Figure contents as structured data:
◇ ◇ ◇ ◇ ◇ ◇ ◇

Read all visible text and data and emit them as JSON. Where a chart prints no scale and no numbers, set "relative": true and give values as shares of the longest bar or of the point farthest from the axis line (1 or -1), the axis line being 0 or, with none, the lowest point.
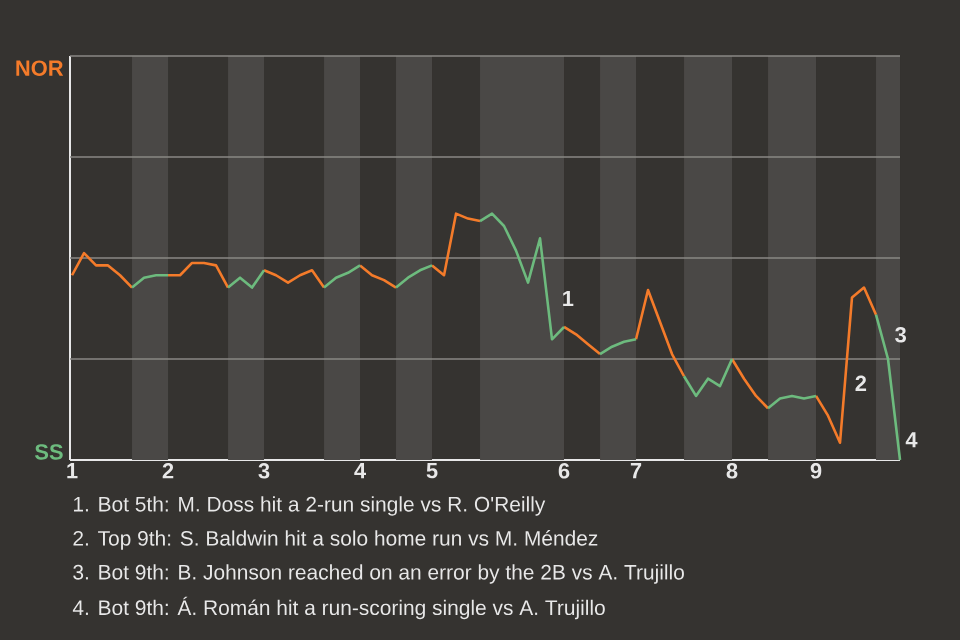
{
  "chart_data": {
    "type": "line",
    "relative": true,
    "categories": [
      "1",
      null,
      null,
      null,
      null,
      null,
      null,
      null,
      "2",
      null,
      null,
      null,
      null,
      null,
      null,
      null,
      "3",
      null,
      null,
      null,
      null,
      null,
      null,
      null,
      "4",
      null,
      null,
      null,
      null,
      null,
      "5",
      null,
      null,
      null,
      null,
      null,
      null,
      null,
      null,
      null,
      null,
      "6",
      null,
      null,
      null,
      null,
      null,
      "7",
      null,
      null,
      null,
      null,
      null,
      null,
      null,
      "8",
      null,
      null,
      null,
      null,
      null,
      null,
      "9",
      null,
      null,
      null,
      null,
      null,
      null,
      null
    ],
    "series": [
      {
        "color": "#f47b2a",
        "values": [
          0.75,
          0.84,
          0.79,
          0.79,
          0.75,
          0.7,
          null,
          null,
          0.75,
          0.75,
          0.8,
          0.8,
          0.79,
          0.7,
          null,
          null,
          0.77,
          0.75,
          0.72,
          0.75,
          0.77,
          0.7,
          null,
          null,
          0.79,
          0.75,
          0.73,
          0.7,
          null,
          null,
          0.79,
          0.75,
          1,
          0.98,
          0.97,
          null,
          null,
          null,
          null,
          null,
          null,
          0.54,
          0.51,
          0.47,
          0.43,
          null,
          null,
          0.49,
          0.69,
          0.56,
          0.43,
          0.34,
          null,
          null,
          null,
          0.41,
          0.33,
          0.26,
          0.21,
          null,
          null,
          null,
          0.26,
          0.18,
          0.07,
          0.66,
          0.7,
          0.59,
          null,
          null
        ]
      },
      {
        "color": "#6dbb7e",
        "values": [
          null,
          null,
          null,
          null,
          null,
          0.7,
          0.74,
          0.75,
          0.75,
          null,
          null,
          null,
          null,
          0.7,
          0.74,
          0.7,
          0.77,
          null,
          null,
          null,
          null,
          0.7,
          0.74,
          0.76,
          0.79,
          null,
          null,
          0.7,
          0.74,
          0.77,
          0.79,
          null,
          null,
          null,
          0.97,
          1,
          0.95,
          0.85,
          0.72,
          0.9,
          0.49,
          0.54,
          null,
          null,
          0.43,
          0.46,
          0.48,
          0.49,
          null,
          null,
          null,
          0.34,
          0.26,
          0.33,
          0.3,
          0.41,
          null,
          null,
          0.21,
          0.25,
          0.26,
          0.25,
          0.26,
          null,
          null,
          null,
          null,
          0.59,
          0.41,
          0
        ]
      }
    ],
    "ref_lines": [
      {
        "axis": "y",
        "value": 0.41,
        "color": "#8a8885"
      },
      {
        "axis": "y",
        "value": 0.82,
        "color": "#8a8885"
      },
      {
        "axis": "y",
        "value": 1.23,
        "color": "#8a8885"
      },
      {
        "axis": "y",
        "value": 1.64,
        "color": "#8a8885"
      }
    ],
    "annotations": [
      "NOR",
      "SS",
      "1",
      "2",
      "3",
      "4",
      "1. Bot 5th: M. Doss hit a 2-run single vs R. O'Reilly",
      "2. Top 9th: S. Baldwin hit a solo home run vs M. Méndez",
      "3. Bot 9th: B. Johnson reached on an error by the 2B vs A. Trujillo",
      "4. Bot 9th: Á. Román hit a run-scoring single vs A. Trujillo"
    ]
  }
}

◇ ◇ ◇ ◇ ◇ ◇ ◇

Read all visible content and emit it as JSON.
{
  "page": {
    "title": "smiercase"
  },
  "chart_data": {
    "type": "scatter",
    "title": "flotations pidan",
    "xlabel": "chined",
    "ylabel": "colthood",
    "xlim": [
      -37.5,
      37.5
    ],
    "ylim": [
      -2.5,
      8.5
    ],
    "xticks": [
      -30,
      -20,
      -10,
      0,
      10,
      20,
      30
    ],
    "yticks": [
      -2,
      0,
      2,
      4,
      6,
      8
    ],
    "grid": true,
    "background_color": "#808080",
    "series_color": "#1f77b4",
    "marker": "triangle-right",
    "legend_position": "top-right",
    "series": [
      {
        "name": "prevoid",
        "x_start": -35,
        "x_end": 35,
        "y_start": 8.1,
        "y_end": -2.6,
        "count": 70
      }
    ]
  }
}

◇ ◇ ◇ ◇ ◇ ◇ ◇

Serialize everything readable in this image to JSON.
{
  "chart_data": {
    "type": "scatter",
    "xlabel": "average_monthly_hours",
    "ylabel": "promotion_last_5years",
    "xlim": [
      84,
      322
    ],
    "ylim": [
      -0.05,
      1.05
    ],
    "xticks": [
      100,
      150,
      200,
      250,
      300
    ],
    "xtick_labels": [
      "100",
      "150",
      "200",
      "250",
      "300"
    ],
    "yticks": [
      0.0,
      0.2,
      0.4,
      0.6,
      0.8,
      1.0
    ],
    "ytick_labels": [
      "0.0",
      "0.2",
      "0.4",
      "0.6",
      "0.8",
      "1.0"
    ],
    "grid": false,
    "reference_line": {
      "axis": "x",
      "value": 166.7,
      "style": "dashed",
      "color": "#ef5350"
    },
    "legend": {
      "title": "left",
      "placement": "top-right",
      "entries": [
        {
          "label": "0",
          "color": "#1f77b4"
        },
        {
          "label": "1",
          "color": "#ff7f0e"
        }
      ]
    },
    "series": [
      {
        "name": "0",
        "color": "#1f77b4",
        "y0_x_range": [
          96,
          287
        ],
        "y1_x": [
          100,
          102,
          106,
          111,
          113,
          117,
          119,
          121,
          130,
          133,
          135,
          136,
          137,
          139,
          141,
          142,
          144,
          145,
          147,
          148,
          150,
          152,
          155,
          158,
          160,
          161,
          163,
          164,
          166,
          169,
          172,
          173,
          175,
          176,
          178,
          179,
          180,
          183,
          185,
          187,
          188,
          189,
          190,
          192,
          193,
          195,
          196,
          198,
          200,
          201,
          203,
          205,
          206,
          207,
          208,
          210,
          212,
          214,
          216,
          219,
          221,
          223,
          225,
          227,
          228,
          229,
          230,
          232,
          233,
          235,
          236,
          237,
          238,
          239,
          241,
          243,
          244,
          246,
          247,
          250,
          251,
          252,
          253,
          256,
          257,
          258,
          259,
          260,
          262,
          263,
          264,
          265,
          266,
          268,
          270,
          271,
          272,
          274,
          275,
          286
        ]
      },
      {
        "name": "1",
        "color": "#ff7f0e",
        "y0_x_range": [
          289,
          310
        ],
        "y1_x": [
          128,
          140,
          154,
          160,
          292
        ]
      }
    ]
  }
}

◇ ◇ ◇ ◇ ◇ ◇ ◇

▶ Work to complete
Write out each line of the data that holds the string "relative".

▶ The response
Read all visible text and data and emit them as JSON. Where a chart prints no scale and no numbers, set "relative": true and give values as shares of the longest bar or of the point farthest from the axis line (1 or -1), the axis line being 0 or, with none, the lowest point.
    "relative": true,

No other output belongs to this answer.